__Records for the exercise__:
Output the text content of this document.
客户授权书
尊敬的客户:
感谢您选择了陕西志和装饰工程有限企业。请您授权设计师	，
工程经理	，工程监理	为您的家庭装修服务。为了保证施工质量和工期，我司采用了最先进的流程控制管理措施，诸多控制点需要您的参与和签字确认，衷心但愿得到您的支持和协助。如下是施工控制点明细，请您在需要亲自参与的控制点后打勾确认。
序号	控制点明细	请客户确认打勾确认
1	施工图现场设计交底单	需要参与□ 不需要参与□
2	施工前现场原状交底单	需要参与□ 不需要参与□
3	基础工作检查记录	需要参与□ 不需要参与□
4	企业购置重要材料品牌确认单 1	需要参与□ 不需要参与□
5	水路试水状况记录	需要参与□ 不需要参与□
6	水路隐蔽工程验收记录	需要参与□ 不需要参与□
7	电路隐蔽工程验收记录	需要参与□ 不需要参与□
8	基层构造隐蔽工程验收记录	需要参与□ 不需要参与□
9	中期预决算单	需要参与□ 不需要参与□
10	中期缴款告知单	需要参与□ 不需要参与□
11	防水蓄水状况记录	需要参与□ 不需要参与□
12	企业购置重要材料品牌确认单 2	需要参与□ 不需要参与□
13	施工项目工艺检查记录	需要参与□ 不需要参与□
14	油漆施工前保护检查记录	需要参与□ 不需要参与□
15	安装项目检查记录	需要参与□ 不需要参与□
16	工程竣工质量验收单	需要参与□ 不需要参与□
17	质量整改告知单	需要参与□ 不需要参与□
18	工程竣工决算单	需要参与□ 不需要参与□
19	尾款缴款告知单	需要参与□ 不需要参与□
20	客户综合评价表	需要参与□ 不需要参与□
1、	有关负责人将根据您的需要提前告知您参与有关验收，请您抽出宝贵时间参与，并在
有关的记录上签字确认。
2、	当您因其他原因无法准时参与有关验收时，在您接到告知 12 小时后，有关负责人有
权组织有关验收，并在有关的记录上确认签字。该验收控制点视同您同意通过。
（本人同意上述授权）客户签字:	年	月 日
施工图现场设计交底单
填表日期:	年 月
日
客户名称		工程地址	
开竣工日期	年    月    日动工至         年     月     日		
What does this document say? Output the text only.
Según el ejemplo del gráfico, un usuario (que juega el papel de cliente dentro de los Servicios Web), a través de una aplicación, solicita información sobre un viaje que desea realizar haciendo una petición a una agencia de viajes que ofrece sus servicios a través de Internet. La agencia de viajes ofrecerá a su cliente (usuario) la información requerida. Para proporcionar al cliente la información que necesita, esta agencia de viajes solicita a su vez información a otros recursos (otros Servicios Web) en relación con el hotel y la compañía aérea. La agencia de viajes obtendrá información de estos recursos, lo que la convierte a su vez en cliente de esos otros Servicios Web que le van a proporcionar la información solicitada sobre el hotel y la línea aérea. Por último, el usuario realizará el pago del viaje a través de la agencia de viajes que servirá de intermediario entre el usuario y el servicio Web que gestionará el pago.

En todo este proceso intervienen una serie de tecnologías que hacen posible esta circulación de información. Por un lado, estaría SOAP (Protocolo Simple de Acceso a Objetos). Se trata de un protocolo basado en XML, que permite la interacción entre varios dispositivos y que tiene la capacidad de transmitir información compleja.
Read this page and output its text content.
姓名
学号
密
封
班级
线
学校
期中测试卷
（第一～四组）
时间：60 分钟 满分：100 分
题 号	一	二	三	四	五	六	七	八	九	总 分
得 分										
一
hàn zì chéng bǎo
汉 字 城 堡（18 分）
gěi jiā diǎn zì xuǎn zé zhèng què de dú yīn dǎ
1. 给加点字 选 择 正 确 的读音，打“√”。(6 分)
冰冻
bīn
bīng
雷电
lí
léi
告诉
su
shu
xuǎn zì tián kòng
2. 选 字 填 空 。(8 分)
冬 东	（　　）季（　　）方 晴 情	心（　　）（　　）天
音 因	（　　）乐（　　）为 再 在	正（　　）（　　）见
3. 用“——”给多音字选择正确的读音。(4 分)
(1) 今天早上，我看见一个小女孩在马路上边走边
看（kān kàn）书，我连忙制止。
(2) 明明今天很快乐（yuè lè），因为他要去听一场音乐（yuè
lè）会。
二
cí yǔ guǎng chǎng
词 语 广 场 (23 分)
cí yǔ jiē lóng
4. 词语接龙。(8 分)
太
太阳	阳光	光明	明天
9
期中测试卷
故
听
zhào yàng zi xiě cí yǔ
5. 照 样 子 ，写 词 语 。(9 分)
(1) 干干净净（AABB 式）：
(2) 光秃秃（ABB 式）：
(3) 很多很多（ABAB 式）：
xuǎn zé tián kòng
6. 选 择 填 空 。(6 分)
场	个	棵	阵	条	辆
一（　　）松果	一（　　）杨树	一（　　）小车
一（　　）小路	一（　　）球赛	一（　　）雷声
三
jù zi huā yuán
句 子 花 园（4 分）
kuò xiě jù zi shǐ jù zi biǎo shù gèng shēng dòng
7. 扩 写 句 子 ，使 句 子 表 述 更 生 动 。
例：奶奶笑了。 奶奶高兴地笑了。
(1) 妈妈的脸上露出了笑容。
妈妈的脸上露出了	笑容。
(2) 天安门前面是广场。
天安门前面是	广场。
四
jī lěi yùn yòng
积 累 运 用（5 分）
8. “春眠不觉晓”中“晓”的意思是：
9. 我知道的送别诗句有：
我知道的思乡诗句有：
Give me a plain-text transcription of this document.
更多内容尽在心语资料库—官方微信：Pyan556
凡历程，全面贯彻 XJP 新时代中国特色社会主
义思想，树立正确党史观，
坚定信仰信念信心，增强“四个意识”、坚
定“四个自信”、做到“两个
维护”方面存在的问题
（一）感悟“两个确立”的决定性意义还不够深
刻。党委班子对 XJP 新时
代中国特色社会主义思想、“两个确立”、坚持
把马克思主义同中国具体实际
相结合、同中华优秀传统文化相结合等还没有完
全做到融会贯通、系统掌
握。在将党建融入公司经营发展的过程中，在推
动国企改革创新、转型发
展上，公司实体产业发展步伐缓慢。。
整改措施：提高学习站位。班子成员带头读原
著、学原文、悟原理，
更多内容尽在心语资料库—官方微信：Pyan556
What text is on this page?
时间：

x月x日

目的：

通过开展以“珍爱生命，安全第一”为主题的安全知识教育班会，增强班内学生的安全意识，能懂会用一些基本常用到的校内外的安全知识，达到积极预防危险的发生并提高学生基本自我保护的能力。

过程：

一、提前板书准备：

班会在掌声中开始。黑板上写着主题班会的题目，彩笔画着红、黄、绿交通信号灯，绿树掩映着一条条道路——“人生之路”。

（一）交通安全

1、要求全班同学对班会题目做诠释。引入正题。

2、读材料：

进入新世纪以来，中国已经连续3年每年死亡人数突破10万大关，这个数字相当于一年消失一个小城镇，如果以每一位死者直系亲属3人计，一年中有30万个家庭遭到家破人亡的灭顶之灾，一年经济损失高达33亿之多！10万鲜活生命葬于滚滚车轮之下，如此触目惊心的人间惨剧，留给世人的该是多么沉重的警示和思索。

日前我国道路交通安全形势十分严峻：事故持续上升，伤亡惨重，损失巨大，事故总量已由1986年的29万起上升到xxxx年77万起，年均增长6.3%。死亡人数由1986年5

__Given problem__: Repeat the material above in full, keeping every word.

__Answer for the task__:
Output the text content of this document.
客户授权书
尊敬的客户:
感谢您选择了陕西志和装饰工程有限企业。请您授权设计师	，
工程经理	，工程监理	为您的家庭装修服务。为了保证施工质量和工期，我司采用了最先进的流程控制管理措施，诸多控制点需要您的参与和签字确认，衷心但愿得到您的支持和协助。如下是施工控制点明细，请您在需要亲自参与的控制点后打勾确认。
序号	控制点明细	请客户确认打勾确认
1	施工图现场设计交底单	需要参与□ 不需要参与□
2	施工前现场原状交底单	需要参与□ 不需要参与□
3	基础工作检查记录	需要参与□ 不需要参与□
4	企业购置重要材料品牌确认单 1	需要参与□ 不需要参与□
5	水路试水状况记录	需要参与□ 不需要参与□
6	水路隐蔽工程验收记录	需要参与□ 不需要参与□
7	电路隐蔽工程验收记录	需要参与□ 不需要参与□
8	基层构造隐蔽工程验收记录	需要参与□ 不需要参与□
9	中期预决算单	需要参与□ 不需要参与□
10	中期缴款告知单	需要参与□ 不需要参与□
11	防水蓄水状况记录	需要参与□ 不需要参与□
12	企业购置重要材料品牌确认单 2	需要参与□ 不需要参与□
13	施工项目工艺检查记录	需要参与□ 不需要参与□
14	油漆施工前保护检查记录	需要参与□ 不需要参与□
15	安装项目检查记录	需要参与□ 不需要参与□
16	工程竣工质量验收单	需要参与□ 不需要参与□
17	质量整改告知单	需要参与□ 不需要参与□
18	工程竣工决算单	需要参与□ 不需要参与□
19	尾款缴款告知单	需要参与□ 不需要参与□
20	客户综合评价表	需要参与□ 不需要参与□
1、	有关负责人将根据您的需要提前告知您参与有关验收，请您抽出宝贵时间参与，并在
有关的记录上签字确认。
2、	当您因其他原因无法准时参与有关验收时，在您接到告知 12 小时后，有关负责人有
权组织有关验收，并在有关的记录上确认签字。该验收控制点视同您同意通过。
（本人同意上述授权）客户签字:	年	月 日
施工图现场设计交底单
填表日期:	年 月
日
客户名称		工程地址	
开竣工日期	年    月    日动工至         年     月     日		
What does this document say? Output the text only.
Según el ejemplo del gráfico, un usuario (que juega el papel de cliente dentro de los Servicios Web), a través de una aplicación, solicita información sobre un viaje que desea realizar haciendo una petición a una agencia de viajes que ofrece sus servicios a través de Internet. La agencia de viajes ofrecerá a su cliente (usuario) la información requerida. Para proporcionar al cliente la información que necesita, esta agencia de viajes solicita a su vez información a otros recursos (otros Servicios Web) en relación con el hotel y la compañía aérea. La agencia de viajes obtendrá información de estos recursos, lo que la convierte a su vez en cliente de esos otros Servicios Web que le van a proporcionar la información solicitada sobre el hotel y la línea aérea. Por último, el usuario realizará el pago del viaje a través de la agencia de viajes que servirá de intermediario entre el usuario y el servicio Web que gestionará el pago.

En todo este proceso intervienen una serie de tecnologías que hacen posible esta circulación de información. Por un lado, estaría SOAP (Protocolo Simple de Acceso a Objetos). Se trata de un protocolo basado en XML, que permite la interacción entre varios dispositivos y que tiene la capacidad de transmitir información compleja.
Read this page and output its text content.
姓名
学号
密
封
班级
线
学校
期中测试卷
（第一～四组）
时间：60 分钟 满分：100 分
题 号	一	二	三	四	五	六	七	八	九	总 分
得 分										
一
hàn zì chéng bǎo
汉 字 城 堡（18 分）
gěi jiā diǎn zì xuǎn zé zhèng què de dú yīn dǎ
1. 给加点字 选 择 正 确 的读音，打“√”。(6 分)
冰冻
bīn
bīng
雷电
lí
léi
告诉
su
shu
xuǎn zì tián kòng
2. 选 字 填 空 。(8 分)
冬 东	（　　）季（　　）方 晴 情	心（　　）（　　）天
音 因	（　　）乐（　　）为 再 在	正（　　）（　　）见
3. 用“——”给多音字选择正确的读音。(4 分)
(1) 今天早上，我看见一个小女孩在马路上边走边
看（kān kàn）书，我连忙制止。
(2) 明明今天很快乐（yuè lè），因为他要去听一场音乐（yuè
lè）会。
二
cí yǔ guǎng chǎng
词 语 广 场 (23 分)
cí yǔ jiē lóng
4. 词语接龙。(8 分)
太
太阳	阳光	光明	明天
9
期中测试卷
故
听
zhào yàng zi xiě cí yǔ
5. 照 样 子 ，写 词 语 。(9 分)
(1) 干干净净（AABB 式）：
(2) 光秃秃（ABB 式）：
(3) 很多很多（ABAB 式）：
xuǎn zé tián kòng
6. 选 择 填 空 。(6 分)
场	个	棵	阵	条	辆
一（　　）松果	一（　　）杨树	一（　　）小车
一（　　）小路	一（　　）球赛	一（　　）雷声
三
jù zi huā yuán
句 子 花 园（4 分）
kuò xiě jù zi shǐ jù zi biǎo shù gèng shēng dòng
7. 扩 写 句 子 ，使 句 子 表 述 更 生 动 。
例：奶奶笑了。 奶奶高兴地笑了。
(1) 妈妈的脸上露出了笑容。
妈妈的脸上露出了	笑容。
(2) 天安门前面是广场。
天安门前面是	广场。
四
jī lěi yùn yòng
积 累 运 用（5 分）
8. “春眠不觉晓”中“晓”的意思是：
9. 我知道的送别诗句有：
我知道的思乡诗句有：
Give me a plain-text transcription of this document.
更多内容尽在心语资料库—官方微信：Pyan556
凡历程，全面贯彻 XJP 新时代中国特色社会主
义思想，树立正确党史观，
坚定信仰信念信心，增强“四个意识”、坚
定“四个自信”、做到“两个
维护”方面存在的问题
（一）感悟“两个确立”的决定性意义还不够深
刻。党委班子对 XJP 新时
代中国特色社会主义思想、“两个确立”、坚持
把马克思主义同中国具体实际
相结合、同中华优秀传统文化相结合等还没有完
全做到融会贯通、系统掌
握。在将党建融入公司经营发展的过程中，在推
动国企改革创新、转型发
展上，公司实体产业发展步伐缓慢。。
整改措施：提高学习站位。班子成员带头读原
著、学原文、悟原理，
更多内容尽在心语资料库—官方微信：Pyan556
What text is on this page?
时间：

x月x日

目的：

通过开展以“珍爱生命，安全第一”为主题的安全知识教育班会，增强班内学生的安全意识，能懂会用一些基本常用到的校内外的安全知识，达到积极预防危险的发生并提高学生基本自我保护的能力。

过程：

一、提前板书准备：

班会在掌声中开始。黑板上写着主题班会的题目，彩笔画着红、黄、绿交通信号灯，绿树掩映着一条条道路——“人生之路”。

（一）交通安全

1、要求全班同学对班会题目做诠释。引入正题。

2、读材料：

进入新世纪以来，中国已经连续3年每年死亡人数突破10万大关，这个数字相当于一年消失一个小城镇，如果以每一位死者直系亲属3人计，一年中有30万个家庭遭到家破人亡的灭顶之灾，一年经济损失高达33亿之多！10万鲜活生命葬于滚滚车轮之下，如此触目惊心的人间惨剧，留给世人的该是多么沉重的警示和思索。

日前我国道路交通安全形势十分严峻：事故持续上升，伤亡惨重，损失巨大，事故总量已由1986年的29万起上升到xxxx年77万起，年均增长6.3%。死亡人数由1986年5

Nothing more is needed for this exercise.